Short problem =
Go through the entries below and collect each line with the string "Global" in it.

Information supplied =
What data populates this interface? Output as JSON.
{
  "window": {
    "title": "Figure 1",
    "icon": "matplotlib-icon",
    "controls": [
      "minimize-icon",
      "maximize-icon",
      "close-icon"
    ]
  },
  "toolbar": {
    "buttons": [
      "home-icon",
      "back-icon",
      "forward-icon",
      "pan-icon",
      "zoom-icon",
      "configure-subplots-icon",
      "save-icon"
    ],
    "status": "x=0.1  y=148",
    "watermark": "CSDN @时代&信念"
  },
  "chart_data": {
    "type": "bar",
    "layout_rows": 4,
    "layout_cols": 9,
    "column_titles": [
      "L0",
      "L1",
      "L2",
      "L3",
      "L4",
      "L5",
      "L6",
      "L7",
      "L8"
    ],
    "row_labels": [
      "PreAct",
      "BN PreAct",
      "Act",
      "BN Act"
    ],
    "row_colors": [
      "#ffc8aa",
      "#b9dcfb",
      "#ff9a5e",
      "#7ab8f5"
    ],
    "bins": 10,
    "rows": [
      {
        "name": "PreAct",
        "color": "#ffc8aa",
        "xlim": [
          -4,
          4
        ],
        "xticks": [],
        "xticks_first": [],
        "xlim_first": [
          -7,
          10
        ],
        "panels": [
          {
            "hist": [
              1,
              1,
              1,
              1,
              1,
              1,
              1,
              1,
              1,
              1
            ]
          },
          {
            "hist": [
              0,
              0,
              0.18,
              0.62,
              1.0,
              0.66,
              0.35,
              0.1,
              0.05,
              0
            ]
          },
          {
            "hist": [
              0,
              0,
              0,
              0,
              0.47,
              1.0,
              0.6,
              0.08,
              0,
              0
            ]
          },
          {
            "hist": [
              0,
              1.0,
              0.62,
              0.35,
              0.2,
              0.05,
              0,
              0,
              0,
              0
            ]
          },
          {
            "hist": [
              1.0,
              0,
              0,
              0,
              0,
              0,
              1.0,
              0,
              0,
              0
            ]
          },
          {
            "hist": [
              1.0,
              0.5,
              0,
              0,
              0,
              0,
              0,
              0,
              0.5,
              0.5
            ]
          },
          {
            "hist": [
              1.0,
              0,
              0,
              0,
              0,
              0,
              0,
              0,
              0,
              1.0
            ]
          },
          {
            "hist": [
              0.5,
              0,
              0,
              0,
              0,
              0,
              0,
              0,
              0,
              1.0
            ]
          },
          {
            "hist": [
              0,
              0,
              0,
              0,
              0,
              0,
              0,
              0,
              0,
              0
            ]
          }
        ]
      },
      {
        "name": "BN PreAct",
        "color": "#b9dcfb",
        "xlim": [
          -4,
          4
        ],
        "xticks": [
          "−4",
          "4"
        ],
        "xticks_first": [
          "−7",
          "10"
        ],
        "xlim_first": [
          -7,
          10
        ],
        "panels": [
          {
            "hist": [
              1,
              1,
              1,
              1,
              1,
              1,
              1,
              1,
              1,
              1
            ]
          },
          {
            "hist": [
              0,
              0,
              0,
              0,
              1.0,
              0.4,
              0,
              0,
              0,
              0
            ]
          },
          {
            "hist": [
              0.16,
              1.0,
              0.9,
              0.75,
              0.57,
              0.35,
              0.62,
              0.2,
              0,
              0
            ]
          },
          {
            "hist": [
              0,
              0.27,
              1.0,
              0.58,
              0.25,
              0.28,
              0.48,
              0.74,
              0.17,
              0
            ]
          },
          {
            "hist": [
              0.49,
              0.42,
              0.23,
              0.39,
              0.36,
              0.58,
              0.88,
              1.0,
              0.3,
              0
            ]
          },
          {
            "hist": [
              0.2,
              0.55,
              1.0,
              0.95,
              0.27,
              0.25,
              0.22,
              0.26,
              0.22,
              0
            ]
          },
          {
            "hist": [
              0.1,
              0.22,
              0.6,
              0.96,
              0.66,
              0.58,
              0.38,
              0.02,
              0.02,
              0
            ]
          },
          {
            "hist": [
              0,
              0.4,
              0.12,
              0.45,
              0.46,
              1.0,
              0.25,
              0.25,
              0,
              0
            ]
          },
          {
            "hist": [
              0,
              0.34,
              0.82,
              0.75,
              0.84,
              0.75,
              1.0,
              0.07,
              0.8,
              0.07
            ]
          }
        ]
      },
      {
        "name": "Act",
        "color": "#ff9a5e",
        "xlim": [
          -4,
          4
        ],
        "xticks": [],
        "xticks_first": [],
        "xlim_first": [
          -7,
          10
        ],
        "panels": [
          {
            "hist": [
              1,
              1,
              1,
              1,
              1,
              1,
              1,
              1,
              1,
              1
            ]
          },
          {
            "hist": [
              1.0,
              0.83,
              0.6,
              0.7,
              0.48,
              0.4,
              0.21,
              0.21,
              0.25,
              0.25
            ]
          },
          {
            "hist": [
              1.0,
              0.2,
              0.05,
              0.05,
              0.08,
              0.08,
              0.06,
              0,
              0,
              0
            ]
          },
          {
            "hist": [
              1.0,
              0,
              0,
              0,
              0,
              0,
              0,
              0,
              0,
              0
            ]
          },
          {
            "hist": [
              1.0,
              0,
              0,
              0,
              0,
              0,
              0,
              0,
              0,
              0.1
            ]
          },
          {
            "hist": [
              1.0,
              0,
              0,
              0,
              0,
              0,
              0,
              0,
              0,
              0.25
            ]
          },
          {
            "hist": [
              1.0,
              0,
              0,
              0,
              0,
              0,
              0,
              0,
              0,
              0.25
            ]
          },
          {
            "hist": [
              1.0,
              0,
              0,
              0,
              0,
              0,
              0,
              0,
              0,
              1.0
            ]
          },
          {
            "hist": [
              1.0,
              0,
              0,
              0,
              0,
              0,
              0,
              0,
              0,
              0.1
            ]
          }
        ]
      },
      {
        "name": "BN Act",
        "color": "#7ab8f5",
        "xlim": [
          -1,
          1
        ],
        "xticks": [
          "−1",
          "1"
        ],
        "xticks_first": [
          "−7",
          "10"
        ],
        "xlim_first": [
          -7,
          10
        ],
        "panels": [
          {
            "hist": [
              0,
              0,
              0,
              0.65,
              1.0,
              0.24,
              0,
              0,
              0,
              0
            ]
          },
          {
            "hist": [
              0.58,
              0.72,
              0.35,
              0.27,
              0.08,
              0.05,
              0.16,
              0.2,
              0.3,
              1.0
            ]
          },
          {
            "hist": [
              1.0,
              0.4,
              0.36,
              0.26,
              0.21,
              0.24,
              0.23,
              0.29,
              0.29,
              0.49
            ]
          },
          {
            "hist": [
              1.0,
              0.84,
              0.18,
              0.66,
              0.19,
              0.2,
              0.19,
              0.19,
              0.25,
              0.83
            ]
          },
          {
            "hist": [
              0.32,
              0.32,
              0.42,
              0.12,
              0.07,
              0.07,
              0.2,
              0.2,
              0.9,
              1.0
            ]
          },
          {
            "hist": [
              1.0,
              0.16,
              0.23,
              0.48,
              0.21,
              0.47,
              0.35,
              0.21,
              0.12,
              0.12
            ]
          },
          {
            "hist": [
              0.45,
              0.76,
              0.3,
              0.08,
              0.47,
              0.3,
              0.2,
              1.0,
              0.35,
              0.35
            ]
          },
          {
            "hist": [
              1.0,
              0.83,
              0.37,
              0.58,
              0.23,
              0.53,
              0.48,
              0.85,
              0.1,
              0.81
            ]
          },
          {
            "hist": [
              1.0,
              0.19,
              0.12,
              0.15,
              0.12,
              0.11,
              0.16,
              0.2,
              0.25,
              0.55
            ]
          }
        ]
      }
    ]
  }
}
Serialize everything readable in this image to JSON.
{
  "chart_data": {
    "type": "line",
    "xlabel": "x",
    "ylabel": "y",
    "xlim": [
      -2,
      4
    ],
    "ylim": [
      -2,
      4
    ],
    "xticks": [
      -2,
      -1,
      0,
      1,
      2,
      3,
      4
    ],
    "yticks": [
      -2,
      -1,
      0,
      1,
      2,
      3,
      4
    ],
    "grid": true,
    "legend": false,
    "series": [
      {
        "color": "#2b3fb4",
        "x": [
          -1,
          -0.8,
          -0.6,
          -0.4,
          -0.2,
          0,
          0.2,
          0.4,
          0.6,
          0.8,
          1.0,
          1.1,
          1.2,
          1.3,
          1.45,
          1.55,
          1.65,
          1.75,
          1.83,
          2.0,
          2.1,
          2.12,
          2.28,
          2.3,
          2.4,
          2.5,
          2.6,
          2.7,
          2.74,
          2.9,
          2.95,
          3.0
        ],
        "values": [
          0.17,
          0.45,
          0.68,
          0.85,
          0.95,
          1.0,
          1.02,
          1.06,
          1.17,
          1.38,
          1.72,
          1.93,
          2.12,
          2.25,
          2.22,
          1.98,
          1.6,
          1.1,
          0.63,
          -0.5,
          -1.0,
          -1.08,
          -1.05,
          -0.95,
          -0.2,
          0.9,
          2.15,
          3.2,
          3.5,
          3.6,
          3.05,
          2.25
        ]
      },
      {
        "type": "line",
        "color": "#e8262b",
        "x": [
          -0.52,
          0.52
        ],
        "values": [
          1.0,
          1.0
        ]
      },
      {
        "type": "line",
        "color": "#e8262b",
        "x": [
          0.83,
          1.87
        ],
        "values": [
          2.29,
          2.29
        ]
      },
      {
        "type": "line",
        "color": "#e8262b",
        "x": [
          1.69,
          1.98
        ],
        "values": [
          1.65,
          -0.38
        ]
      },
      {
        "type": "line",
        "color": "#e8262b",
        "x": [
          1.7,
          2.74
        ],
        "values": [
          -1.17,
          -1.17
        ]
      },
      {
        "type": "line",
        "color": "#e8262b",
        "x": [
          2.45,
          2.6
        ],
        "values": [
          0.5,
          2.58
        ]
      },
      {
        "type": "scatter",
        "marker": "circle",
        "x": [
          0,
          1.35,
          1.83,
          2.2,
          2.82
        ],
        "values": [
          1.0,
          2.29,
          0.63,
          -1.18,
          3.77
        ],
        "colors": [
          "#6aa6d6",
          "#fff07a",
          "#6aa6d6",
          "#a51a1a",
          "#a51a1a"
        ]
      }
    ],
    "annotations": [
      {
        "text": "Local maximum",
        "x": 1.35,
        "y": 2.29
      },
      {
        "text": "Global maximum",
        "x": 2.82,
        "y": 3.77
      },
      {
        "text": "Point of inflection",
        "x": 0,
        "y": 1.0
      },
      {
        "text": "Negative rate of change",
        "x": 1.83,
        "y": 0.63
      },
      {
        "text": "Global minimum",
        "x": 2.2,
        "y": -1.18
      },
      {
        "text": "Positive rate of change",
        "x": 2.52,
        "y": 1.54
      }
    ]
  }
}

Solution below =
        "text": "Global maximum",
        "text": "Global minimum",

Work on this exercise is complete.